Return every record verbatim.

[start]

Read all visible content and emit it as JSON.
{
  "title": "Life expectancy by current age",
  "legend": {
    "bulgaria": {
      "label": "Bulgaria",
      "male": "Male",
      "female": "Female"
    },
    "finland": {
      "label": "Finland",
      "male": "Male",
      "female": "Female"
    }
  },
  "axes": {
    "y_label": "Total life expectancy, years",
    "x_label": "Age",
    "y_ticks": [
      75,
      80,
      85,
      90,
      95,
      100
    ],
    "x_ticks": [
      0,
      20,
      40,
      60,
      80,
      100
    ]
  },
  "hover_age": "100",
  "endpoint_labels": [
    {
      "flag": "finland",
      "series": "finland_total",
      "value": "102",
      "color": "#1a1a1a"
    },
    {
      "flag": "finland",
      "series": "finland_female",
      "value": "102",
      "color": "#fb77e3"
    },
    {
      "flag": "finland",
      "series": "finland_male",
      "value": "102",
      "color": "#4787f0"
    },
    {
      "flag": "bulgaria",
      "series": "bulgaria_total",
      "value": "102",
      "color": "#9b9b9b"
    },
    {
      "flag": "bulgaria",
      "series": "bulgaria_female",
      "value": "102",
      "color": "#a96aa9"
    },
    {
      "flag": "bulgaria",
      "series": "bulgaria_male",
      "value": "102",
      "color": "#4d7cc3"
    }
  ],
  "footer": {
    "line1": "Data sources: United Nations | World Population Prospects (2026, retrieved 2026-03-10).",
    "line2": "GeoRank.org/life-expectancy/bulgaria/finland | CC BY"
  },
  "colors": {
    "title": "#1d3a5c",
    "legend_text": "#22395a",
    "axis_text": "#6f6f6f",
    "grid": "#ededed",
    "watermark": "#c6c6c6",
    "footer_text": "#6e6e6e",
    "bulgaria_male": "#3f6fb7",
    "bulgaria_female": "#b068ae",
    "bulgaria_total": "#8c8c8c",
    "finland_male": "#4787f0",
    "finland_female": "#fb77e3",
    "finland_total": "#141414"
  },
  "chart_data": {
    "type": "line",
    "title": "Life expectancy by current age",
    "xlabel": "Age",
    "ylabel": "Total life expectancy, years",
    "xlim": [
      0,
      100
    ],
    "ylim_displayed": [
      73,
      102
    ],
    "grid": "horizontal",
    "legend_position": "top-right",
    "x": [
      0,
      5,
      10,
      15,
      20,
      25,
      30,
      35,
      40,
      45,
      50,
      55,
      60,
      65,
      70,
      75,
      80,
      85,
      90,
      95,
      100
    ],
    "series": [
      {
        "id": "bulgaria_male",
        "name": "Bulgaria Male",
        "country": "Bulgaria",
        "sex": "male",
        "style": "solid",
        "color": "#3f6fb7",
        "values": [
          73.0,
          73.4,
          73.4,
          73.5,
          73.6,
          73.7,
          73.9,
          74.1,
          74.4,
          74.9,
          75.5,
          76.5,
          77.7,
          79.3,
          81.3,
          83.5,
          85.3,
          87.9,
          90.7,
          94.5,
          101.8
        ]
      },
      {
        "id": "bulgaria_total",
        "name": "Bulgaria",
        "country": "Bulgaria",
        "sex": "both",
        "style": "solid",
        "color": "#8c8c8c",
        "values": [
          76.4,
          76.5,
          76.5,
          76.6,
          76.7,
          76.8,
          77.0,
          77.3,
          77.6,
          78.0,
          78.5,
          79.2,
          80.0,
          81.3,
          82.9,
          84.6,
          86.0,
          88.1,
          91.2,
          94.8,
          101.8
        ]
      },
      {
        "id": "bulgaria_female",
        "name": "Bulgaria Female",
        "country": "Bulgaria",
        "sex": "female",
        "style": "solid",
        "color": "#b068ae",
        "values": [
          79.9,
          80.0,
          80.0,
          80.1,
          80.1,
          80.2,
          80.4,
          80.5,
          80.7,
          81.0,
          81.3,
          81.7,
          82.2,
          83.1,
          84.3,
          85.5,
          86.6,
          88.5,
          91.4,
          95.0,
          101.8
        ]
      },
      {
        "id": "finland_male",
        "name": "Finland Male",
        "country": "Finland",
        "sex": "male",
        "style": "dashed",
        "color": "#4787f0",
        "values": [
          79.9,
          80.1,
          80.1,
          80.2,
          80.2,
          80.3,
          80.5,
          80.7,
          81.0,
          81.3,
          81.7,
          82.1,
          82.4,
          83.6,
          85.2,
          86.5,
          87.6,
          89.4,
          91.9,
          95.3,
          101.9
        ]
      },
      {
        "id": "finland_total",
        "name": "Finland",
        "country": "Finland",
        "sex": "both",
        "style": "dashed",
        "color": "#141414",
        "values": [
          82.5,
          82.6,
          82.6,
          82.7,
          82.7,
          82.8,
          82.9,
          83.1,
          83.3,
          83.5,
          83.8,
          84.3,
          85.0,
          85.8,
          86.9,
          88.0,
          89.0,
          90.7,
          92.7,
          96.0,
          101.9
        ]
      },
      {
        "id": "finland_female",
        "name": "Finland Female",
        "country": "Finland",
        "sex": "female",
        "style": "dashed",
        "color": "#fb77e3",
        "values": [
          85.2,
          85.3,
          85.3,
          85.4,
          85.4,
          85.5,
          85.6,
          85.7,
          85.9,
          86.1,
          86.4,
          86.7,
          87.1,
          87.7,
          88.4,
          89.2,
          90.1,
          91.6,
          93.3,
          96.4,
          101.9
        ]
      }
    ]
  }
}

[end]

Full answer —
Read all visible content and emit it as JSON.
{
  "title": "Life expectancy by current age",
  "legend": {
    "bulgaria": {
      "label": "Bulgaria",
      "male": "Male",
      "female": "Female"
    },
    "finland": {
      "label": "Finland",
      "male": "Male",
      "female": "Female"
    }
  },
  "axes": {
    "y_label": "Total life expectancy, years",
    "x_label": "Age",
    "y_ticks": [
      75,
      80,
      85,
      90,
      95,
      100
    ],
    "x_ticks": [
      0,
      20,
      40,
      60,
      80,
      100
    ]
  },
  "hover_age": "100",
  "endpoint_labels": [
    {
      "flag": "finland",
      "series": "finland_total",
      "value": "102",
      "color": "#1a1a1a"
    },
    {
      "flag": "finland",
      "series": "finland_female",
      "value": "102",
      "color": "#fb77e3"
    },
    {
      "flag": "finland",
      "series": "finland_male",
      "value": "102",
      "color": "#4787f0"
    },
    {
      "flag": "bulgaria",
      "series": "bulgaria_total",
      "value": "102",
      "color": "#9b9b9b"
    },
    {
      "flag": "bulgaria",
      "series": "bulgaria_female",
      "value": "102",
      "color": "#a96aa9"
    },
    {
      "flag": "bulgaria",
      "series": "bulgaria_male",
      "value": "102",
      "color": "#4d7cc3"
    }
  ],
  "footer": {
    "line1": "Data sources: United Nations | World Population Prospects (2026, retrieved 2026-03-10).",
    "line2": "GeoRank.org/life-expectancy/bulgaria/finland | CC BY"
  },
  "colors": {
    "title": "#1d3a5c",
    "legend_text": "#22395a",
    "axis_text": "#6f6f6f",
    "grid": "#ededed",
    "watermark": "#c6c6c6",
    "footer_text": "#6e6e6e",
    "bulgaria_male": "#3f6fb7",
    "bulgaria_female": "#b068ae",
    "bulgaria_total": "#8c8c8c",
    "finland_male": "#4787f0",
    "finland_female": "#fb77e3",
    "finland_total": "#141414"
  },
  "chart_data": {
    "type": "line",
    "title": "Life expectancy by current age",
    "xlabel": "Age",
    "ylabel": "Total life expectancy, years",
    "xlim": [
      0,
      100
    ],
    "ylim_displayed": [
      73,
      102
    ],
    "grid": "horizontal",
    "legend_position": "top-right",
    "x": [
      0,
      5,
      10,
      15,
      20,
      25,
      30,
      35,
      40,
      45,
      50,
      55,
      60,
      65,
      70,
      75,
      80,
      85,
      90,
      95,
      100
    ],
    "series": [
      {
        "id": "bulgaria_male",
        "name": "Bulgaria Male",
        "country": "Bulgaria",
        "sex": "male",
        "style": "solid",
        "color": "#3f6fb7",
        "values": [
          73.0,
          73.4,
          73.4,
          73.5,
          73.6,
          73.7,
          73.9,
          74.1,
          74.4,
          74.9,
          75.5,
          76.5,
          77.7,
          79.3,
          81.3,
          83.5,
          85.3,
          87.9,
          90.7,
          94.5,
          101.8
        ]
      },
      {
        "id": "bulgaria_total",
        "name": "Bulgaria",
        "country": "Bulgaria",
        "sex": "both",
        "style": "solid",
        "color": "#8c8c8c",
        "values": [
          76.4,
          76.5,
          76.5,
          76.6,
          76.7,
          76.8,
          77.0,
          77.3,
          77.6,
          78.0,
          78.5,
          79.2,
          80.0,
          81.3,
          82.9,
          84.6,
          86.0,
          88.1,
          91.2,
          94.8,
          101.8
        ]
      },
      {
        "id": "bulgaria_female",
        "name": "Bulgaria Female",
        "country": "Bulgaria",
        "sex": "female",
        "style": "solid",
        "color": "#b068ae",
        "values": [
          79.9,
          80.0,
          80.0,
          80.1,
          80.1,
          80.2,
          80.4,
          80.5,
          80.7,
          81.0,
          81.3,
          81.7,
          82.2,
          83.1,
          84.3,
          85.5,
          86.6,
          88.5,
          91.4,
          95.0,
          101.8
        ]
      },
      {
        "id": "finland_male",
        "name": "Finland Male",
        "country": "Finland",
        "sex": "male",
        "style": "dashed",
        "color": "#4787f0",
        "values": [
          79.9,
          80.1,
          80.1,
          80.2,
          80.2,
          80.3,
          80.5,
          80.7,
          81.0,
          81.3,
          81.7,
          82.1,
          82.4,
          83.6,
          85.2,
          86.5,
          87.6,
          89.4,
          91.9,
          95.3,
          101.9
        ]
      },
      {
        "id": "finland_total",
        "name": "Finland",
        "country": "Finland",
        "sex": "both",
        "style": "dashed",
        "color": "#141414",
        "values": [
          82.5,
          82.6,
          82.6,
          82.7,
          82.7,
          82.8,
          82.9,
          83.1,
          83.3,
          83.5,
          83.8,
          84.3,
          85.0,
          85.8,
          86.9,
          88.0,
          89.0,
          90.7,
          92.7,
          96.0,
          101.9
        ]
      },
      {
        "id": "finland_female",
        "name": "Finland Female",
        "country": "Finland",
        "sex": "female",
        "style": "dashed",
        "color": "#fb77e3",
        "values": [
          85.2,
          85.3,
          85.3,
          85.4,
          85.4,
          85.5,
          85.6,
          85.7,
          85.9,
          86.1,
          86.4,
          86.7,
          87.1,
          87.7,
          88.4,
          89.2,
          90.1,
          91.6,
          93.3,
          96.4,
          101.9
        ]
      }
    ]
  }
}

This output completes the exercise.